» **Dataset extract**:
==================================================
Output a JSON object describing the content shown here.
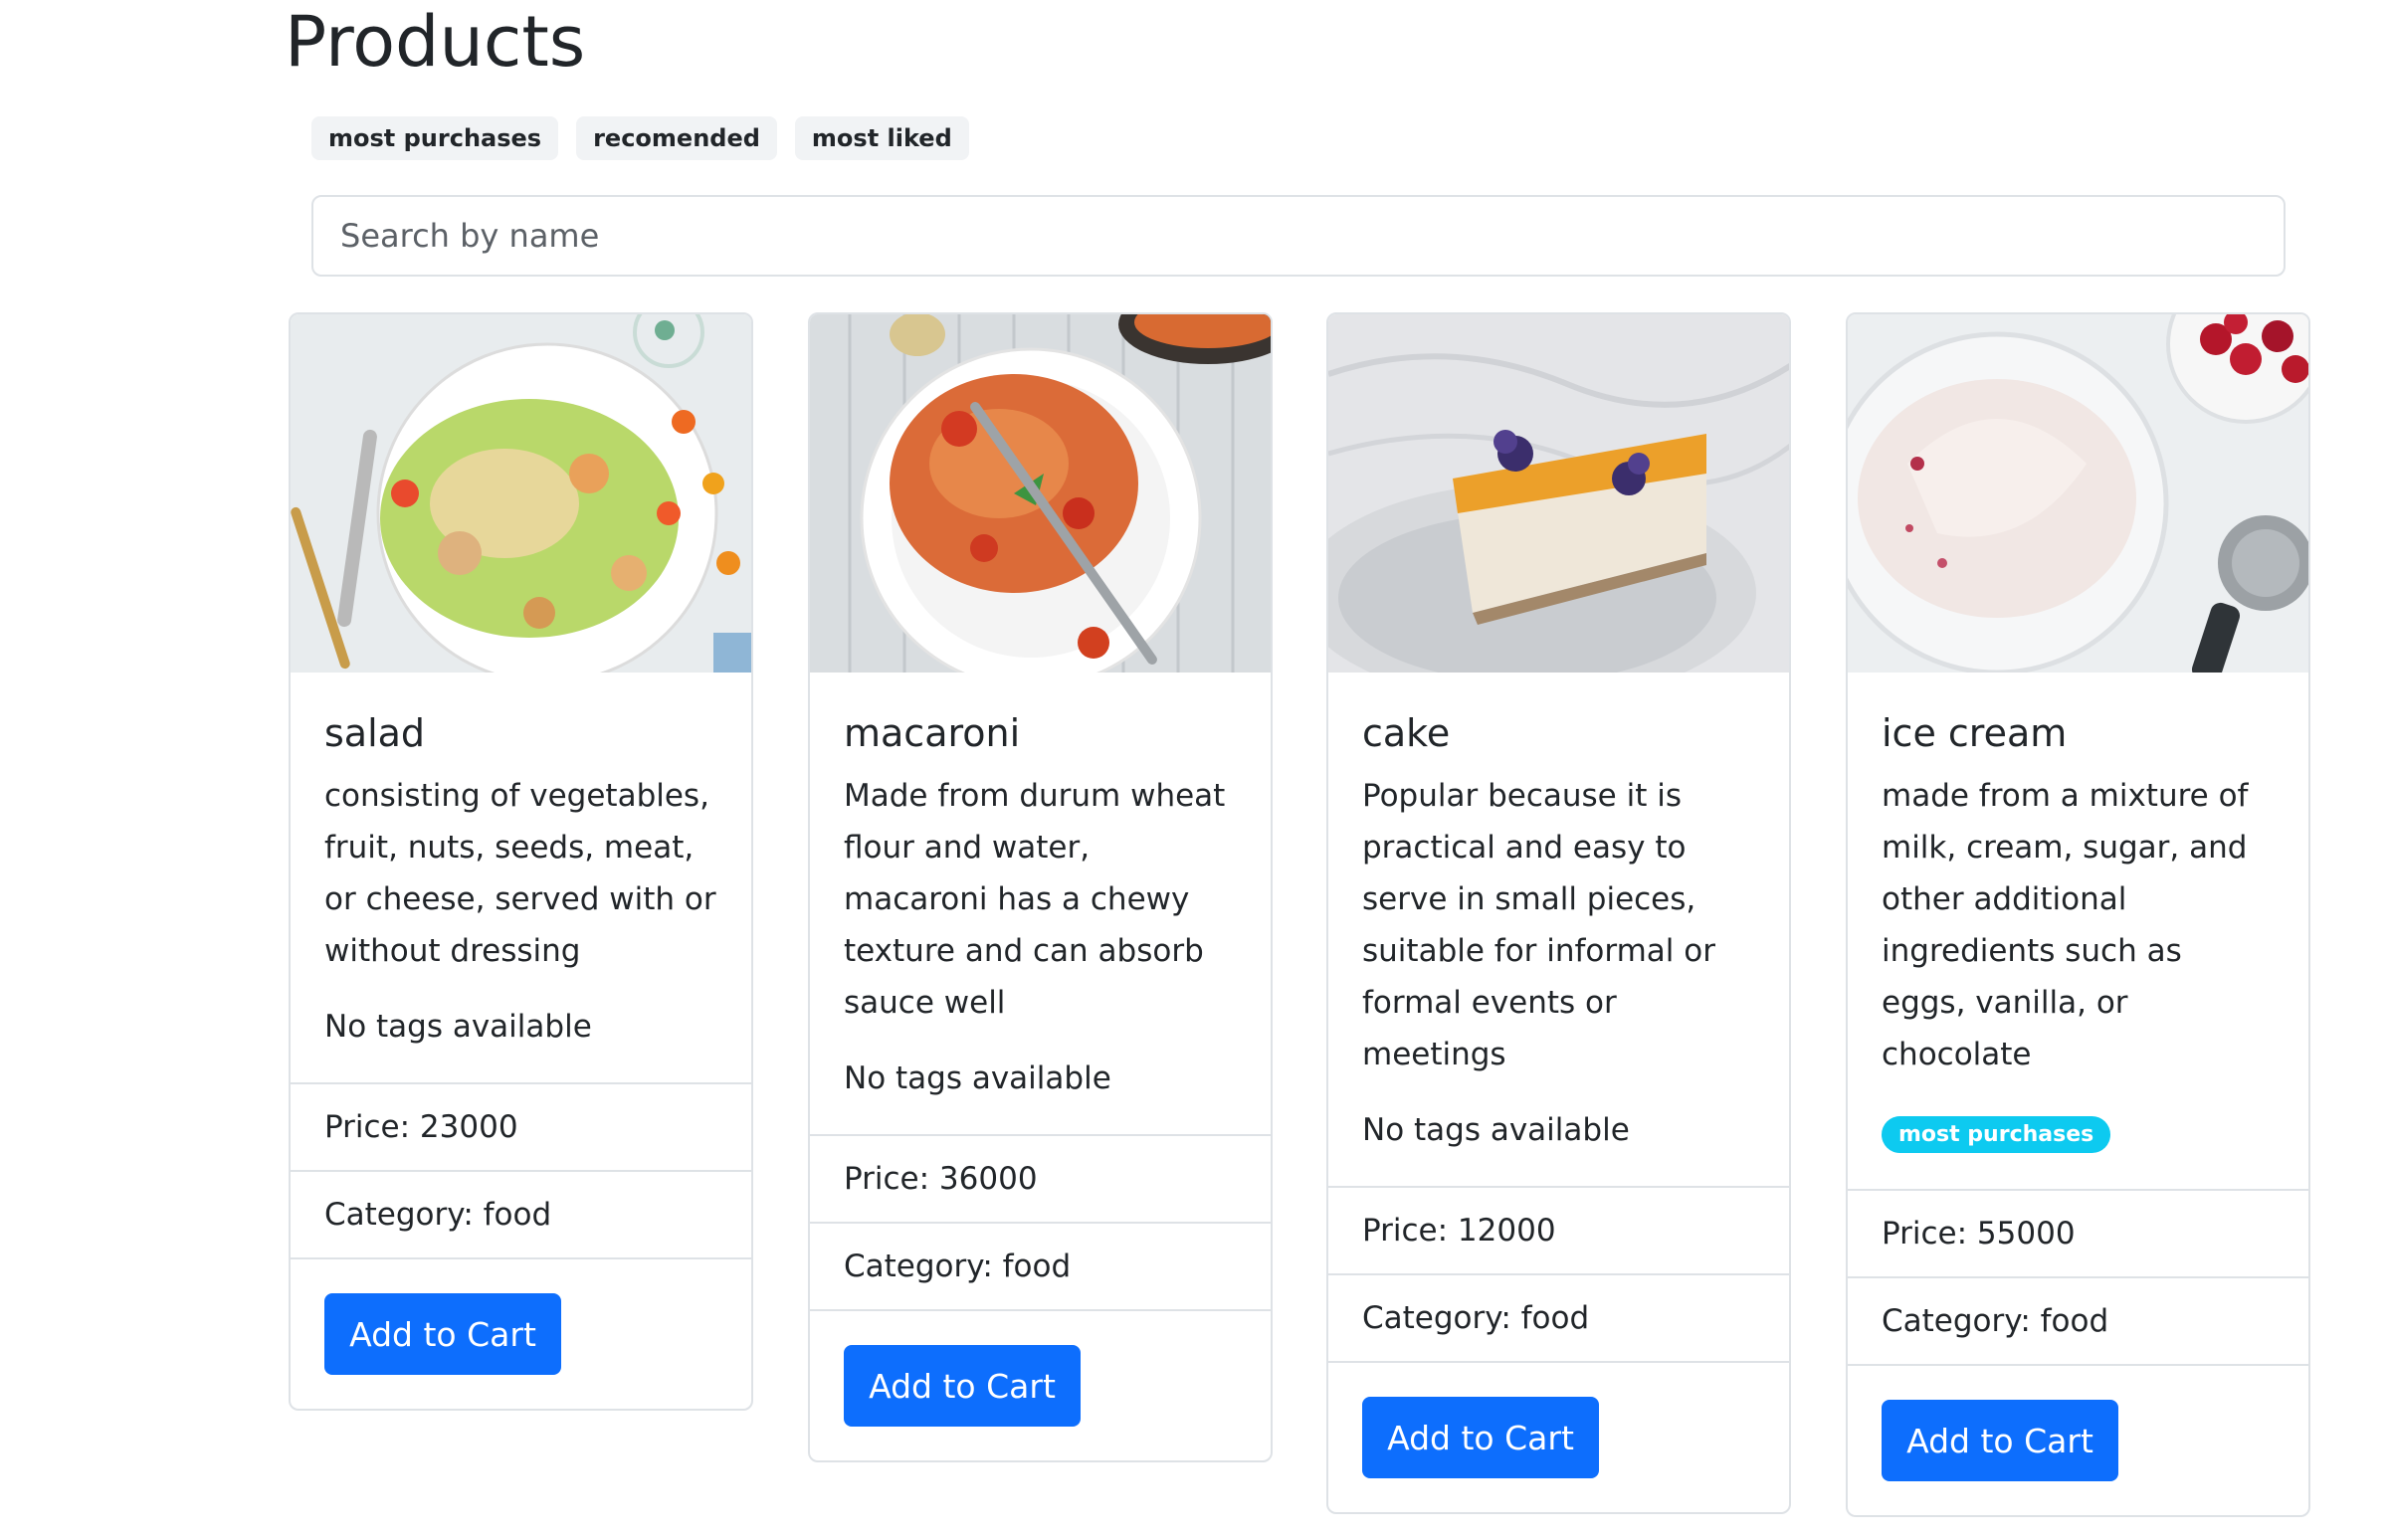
{
  "page": {
    "title": "Products"
  },
  "filters": [
    {
      "label": "most purchases"
    },
    {
      "label": "recomended"
    },
    {
      "label": "most liked"
    }
  ],
  "search": {
    "placeholder": "Search by name",
    "value": ""
  },
  "products": [
    {
      "name": "salad",
      "description": "consisting of vegetables, fruit, nuts, seeds, meat, or cheese, served with or without dressing",
      "tags_text": "No tags available",
      "price": "Price: 23000",
      "category": "Category: food",
      "button": "Add to Cart"
    },
    {
      "name": "macaroni",
      "description": "Made from durum wheat flour and water, macaroni has a chewy texture and can absorb sauce well",
      "tags_text": "No tags available",
      "price": "Price: 36000",
      "category": "Category: food",
      "button": "Add to Cart"
    },
    {
      "name": "cake",
      "description": "Popular because it is practical and easy to serve in small pieces, suitable for informal or formal events or meetings",
      "tags_text": "No tags available",
      "price": "Price: 12000",
      "category": "Category: food",
      "button": "Add to Cart"
    },
    {
      "name": "ice cream",
      "description": "made from a mixture of milk, cream, sugar, and other additional ingredients such as eggs, vanilla, or chocolate",
      "tag": "most purchases",
      "price": "Price: 55000",
      "category": "Category: food",
      "button": "Add to Cart"
    }
  ],
  "colors": {
    "primary_button": "#0d6efd",
    "tag_badge": "#0dcaf0",
    "border": "#dee2e6",
    "filter_bg": "#f1f3f5"
  }
}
==================================================
» **Exercise aim**: Only lines holding the string "price" are wanted; gather each one from the entries above.

» **Output for this exercise**:
      "price": "Price: 23000",
      "price": "Price: 36000",
      "price": "Price: 12000",
      "price": "Price: 55000",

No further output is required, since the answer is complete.